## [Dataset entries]
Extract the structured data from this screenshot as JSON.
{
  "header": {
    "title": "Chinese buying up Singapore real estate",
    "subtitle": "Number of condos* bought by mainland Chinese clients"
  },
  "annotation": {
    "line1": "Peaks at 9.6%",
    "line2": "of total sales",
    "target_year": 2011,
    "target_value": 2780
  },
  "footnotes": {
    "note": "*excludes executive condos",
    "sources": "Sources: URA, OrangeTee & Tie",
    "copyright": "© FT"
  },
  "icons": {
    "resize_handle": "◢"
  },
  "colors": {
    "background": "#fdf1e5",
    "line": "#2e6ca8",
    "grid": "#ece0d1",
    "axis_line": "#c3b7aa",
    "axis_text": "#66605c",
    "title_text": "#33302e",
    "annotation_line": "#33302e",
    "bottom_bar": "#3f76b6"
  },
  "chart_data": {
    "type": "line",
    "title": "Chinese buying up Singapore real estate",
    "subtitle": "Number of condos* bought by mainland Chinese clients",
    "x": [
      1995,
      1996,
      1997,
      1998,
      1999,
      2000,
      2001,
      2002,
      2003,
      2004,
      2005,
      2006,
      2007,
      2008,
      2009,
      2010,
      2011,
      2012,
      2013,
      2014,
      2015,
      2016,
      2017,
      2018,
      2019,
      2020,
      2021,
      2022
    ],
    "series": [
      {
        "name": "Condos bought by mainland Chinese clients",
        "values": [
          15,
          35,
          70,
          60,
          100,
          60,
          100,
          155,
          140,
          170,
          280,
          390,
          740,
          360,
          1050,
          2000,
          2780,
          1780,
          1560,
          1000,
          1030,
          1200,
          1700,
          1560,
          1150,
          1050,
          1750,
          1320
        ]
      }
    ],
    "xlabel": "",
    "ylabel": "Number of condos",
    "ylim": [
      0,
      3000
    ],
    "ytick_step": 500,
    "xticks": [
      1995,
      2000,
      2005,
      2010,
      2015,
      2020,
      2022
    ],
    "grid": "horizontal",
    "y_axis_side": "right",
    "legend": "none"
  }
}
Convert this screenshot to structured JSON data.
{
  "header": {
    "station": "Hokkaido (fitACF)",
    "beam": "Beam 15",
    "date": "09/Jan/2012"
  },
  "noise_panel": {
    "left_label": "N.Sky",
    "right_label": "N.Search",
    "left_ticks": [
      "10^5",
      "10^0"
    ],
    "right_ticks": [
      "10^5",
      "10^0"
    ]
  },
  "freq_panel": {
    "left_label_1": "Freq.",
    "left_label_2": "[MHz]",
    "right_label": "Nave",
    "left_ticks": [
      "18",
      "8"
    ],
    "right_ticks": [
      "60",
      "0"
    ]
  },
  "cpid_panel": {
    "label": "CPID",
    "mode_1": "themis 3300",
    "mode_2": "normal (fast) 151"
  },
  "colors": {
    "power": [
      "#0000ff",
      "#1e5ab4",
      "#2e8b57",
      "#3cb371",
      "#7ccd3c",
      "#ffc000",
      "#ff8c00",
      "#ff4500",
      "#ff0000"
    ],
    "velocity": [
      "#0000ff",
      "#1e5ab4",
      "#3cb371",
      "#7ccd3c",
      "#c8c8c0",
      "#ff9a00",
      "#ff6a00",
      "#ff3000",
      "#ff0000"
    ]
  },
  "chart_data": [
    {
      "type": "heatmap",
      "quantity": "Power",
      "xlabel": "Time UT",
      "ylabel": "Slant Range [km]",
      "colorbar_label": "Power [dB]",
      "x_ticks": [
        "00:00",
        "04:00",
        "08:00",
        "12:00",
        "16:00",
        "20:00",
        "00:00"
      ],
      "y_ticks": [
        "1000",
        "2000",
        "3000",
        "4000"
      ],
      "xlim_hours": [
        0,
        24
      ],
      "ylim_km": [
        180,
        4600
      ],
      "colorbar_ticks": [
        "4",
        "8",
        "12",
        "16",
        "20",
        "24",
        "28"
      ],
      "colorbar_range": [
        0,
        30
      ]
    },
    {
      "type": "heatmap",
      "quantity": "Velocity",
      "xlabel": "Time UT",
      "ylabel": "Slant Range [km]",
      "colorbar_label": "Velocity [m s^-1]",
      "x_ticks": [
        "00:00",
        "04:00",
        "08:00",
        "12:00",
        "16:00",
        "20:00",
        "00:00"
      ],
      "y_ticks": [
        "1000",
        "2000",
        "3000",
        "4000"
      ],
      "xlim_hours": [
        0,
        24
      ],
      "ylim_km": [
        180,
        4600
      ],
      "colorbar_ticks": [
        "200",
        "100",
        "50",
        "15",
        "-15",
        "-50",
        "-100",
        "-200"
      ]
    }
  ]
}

## [Given instruction]
Go through the records above and retype each one exactly.

## [Full solution]
Extract the structured data from this screenshot as JSON.
{
  "header": {
    "title": "Chinese buying up Singapore real estate",
    "subtitle": "Number of condos* bought by mainland Chinese clients"
  },
  "annotation": {
    "line1": "Peaks at 9.6%",
    "line2": "of total sales",
    "target_year": 2011,
    "target_value": 2780
  },
  "footnotes": {
    "note": "*excludes executive condos",
    "sources": "Sources: URA, OrangeTee & Tie",
    "copyright": "© FT"
  },
  "icons": {
    "resize_handle": "◢"
  },
  "colors": {
    "background": "#fdf1e5",
    "line": "#2e6ca8",
    "grid": "#ece0d1",
    "axis_line": "#c3b7aa",
    "axis_text": "#66605c",
    "title_text": "#33302e",
    "annotation_line": "#33302e",
    "bottom_bar": "#3f76b6"
  },
  "chart_data": {
    "type": "line",
    "title": "Chinese buying up Singapore real estate",
    "subtitle": "Number of condos* bought by mainland Chinese clients",
    "x": [
      1995,
      1996,
      1997,
      1998,
      1999,
      2000,
      2001,
      2002,
      2003,
      2004,
      2005,
      2006,
      2007,
      2008,
      2009,
      2010,
      2011,
      2012,
      2013,
      2014,
      2015,
      2016,
      2017,
      2018,
      2019,
      2020,
      2021,
      2022
    ],
    "series": [
      {
        "name": "Condos bought by mainland Chinese clients",
        "values": [
          15,
          35,
          70,
          60,
          100,
          60,
          100,
          155,
          140,
          170,
          280,
          390,
          740,
          360,
          1050,
          2000,
          2780,
          1780,
          1560,
          1000,
          1030,
          1200,
          1700,
          1560,
          1150,
          1050,
          1750,
          1320
        ]
      }
    ],
    "xlabel": "",
    "ylabel": "Number of condos",
    "ylim": [
      0,
      3000
    ],
    "ytick_step": 500,
    "xticks": [
      1995,
      2000,
      2005,
      2010,
      2015,
      2020,
      2022
    ],
    "grid": "horizontal",
    "y_axis_side": "right",
    "legend": "none"
  }
}
Convert this screenshot to structured JSON data.
{
  "header": {
    "station": "Hokkaido (fitACF)",
    "beam": "Beam 15",
    "date": "09/Jan/2012"
  },
  "noise_panel": {
    "left_label": "N.Sky",
    "right_label": "N.Search",
    "left_ticks": [
      "10^5",
      "10^0"
    ],
    "right_ticks": [
      "10^5",
      "10^0"
    ]
  },
  "freq_panel": {
    "left_label_1": "Freq.",
    "left_label_2": "[MHz]",
    "right_label": "Nave",
    "left_ticks": [
      "18",
      "8"
    ],
    "right_ticks": [
      "60",
      "0"
    ]
  },
  "cpid_panel": {
    "label": "CPID",
    "mode_1": "themis 3300",
    "mode_2": "normal (fast) 151"
  },
  "colors": {
    "power": [
      "#0000ff",
      "#1e5ab4",
      "#2e8b57",
      "#3cb371",
      "#7ccd3c",
      "#ffc000",
      "#ff8c00",
      "#ff4500",
      "#ff0000"
    ],
    "velocity": [
      "#0000ff",
      "#1e5ab4",
      "#3cb371",
      "#7ccd3c",
      "#c8c8c0",
      "#ff9a00",
      "#ff6a00",
      "#ff3000",
      "#ff0000"
    ]
  },
  "chart_data": [
    {
      "type": "heatmap",
      "quantity": "Power",
      "xlabel": "Time UT",
      "ylabel": "Slant Range [km]",
      "colorbar_label": "Power [dB]",
      "x_ticks": [
        "00:00",
        "04:00",
        "08:00",
        "12:00",
        "16:00",
        "20:00",
        "00:00"
      ],
      "y_ticks": [
        "1000",
        "2000",
        "3000",
        "4000"
      ],
      "xlim_hours": [
        0,
        24
      ],
      "ylim_km": [
        180,
        4600
      ],
      "colorbar_ticks": [
        "4",
        "8",
        "12",
        "16",
        "20",
        "24",
        "28"
      ],
      "colorbar_range": [
        0,
        30
      ]
    },
    {
      "type": "heatmap",
      "quantity": "Velocity",
      "xlabel": "Time UT",
      "ylabel": "Slant Range [km]",
      "colorbar_label": "Velocity [m s^-1]",
      "x_ticks": [
        "00:00",
        "04:00",
        "08:00",
        "12:00",
        "16:00",
        "20:00",
        "00:00"
      ],
      "y_ticks": [
        "1000",
        "2000",
        "3000",
        "4000"
      ],
      "xlim_hours": [
        0,
        24
      ],
      "ylim_km": [
        180,
        4600
      ],
      "colorbar_ticks": [
        "200",
        "100",
        "50",
        "15",
        "-15",
        "-50",
        "-100",
        "-200"
      ]
    }
  ]
}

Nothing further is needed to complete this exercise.